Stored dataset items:
BEGIN

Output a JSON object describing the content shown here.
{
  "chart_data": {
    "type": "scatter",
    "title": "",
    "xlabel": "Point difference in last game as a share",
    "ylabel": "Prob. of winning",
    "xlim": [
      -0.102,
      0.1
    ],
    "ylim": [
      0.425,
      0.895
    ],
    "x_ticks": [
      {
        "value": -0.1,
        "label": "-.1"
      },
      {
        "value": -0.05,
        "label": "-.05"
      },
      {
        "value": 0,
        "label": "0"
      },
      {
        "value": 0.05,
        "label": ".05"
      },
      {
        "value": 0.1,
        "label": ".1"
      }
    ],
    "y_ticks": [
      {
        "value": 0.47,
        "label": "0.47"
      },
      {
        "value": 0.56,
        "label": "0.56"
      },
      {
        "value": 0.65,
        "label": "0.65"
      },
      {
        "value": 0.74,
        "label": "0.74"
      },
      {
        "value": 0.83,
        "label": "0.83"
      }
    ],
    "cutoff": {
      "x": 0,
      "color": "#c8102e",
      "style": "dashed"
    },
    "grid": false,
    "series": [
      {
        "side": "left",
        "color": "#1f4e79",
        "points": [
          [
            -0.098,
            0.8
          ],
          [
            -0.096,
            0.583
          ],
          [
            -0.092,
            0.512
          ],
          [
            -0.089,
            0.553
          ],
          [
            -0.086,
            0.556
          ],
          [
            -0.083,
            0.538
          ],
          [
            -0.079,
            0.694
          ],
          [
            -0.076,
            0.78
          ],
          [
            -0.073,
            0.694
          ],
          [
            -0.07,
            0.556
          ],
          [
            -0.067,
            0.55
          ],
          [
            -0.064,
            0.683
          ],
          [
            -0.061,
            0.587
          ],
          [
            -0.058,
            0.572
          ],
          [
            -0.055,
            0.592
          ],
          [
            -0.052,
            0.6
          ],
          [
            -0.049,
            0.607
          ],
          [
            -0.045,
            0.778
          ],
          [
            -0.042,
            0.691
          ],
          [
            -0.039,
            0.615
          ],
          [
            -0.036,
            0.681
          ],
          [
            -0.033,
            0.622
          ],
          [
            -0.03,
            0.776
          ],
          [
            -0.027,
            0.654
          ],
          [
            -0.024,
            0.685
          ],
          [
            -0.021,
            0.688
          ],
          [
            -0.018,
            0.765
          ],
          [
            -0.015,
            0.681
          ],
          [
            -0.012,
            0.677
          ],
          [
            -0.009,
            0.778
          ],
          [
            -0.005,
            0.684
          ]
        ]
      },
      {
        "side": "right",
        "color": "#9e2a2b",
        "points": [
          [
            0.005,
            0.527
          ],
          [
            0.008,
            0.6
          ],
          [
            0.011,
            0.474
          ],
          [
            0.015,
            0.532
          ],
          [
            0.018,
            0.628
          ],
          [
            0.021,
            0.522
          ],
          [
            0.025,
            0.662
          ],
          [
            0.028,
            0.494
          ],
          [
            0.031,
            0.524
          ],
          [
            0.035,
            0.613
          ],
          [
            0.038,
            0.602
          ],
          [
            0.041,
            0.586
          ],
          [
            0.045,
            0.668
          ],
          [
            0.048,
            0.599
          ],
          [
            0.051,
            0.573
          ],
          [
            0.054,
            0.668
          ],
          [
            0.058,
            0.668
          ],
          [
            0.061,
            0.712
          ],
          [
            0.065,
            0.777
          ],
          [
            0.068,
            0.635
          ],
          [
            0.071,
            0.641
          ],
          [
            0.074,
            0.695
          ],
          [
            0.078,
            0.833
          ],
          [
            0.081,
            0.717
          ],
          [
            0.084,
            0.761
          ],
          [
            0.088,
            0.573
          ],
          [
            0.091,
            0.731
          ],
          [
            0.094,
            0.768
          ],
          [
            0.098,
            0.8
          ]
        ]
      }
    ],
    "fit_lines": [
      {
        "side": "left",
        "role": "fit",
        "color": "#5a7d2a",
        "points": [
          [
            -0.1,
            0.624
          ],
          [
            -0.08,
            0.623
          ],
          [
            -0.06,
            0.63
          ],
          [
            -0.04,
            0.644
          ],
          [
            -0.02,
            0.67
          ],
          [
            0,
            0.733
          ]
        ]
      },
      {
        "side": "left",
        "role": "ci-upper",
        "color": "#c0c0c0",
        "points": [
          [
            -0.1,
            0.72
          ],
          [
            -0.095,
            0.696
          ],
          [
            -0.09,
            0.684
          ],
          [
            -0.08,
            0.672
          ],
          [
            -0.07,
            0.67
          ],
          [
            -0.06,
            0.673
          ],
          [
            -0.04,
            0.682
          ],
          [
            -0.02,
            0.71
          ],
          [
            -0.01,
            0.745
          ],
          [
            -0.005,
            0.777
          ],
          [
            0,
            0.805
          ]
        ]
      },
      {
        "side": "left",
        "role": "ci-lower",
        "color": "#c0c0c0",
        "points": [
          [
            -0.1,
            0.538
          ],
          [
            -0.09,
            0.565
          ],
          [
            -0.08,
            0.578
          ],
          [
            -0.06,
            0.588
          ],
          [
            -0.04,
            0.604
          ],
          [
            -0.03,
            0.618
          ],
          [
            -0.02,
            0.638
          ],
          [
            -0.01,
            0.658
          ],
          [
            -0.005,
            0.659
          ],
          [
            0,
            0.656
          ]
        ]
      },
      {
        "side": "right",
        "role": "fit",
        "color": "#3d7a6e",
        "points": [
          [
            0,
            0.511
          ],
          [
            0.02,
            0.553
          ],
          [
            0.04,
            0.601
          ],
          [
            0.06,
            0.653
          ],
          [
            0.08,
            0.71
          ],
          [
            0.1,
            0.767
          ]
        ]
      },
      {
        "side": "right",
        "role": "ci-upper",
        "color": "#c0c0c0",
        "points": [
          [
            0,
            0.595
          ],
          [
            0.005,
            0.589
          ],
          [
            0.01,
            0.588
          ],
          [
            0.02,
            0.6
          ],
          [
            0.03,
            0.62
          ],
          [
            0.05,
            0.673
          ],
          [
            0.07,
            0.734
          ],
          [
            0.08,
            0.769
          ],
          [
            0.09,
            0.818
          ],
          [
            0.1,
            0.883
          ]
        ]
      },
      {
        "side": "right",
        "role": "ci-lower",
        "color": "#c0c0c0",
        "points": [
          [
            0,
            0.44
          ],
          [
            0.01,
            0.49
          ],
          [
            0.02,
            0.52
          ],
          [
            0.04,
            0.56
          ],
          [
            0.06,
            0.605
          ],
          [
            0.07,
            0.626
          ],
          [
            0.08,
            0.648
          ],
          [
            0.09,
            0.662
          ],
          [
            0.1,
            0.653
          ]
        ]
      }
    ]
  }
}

END

TASK TO COMPLETE »
Pull out each line of the entries that contains "value".

FINAL ANSWER »
        "value": -0.1,
        "value": -0.05,
        "value": 0,
        "value": 0.05,
        "value": 0.1,
        "value": 0.47,
        "value": 0.56,
        "value": 0.65,
        "value": 0.74,
        "value": 0.83,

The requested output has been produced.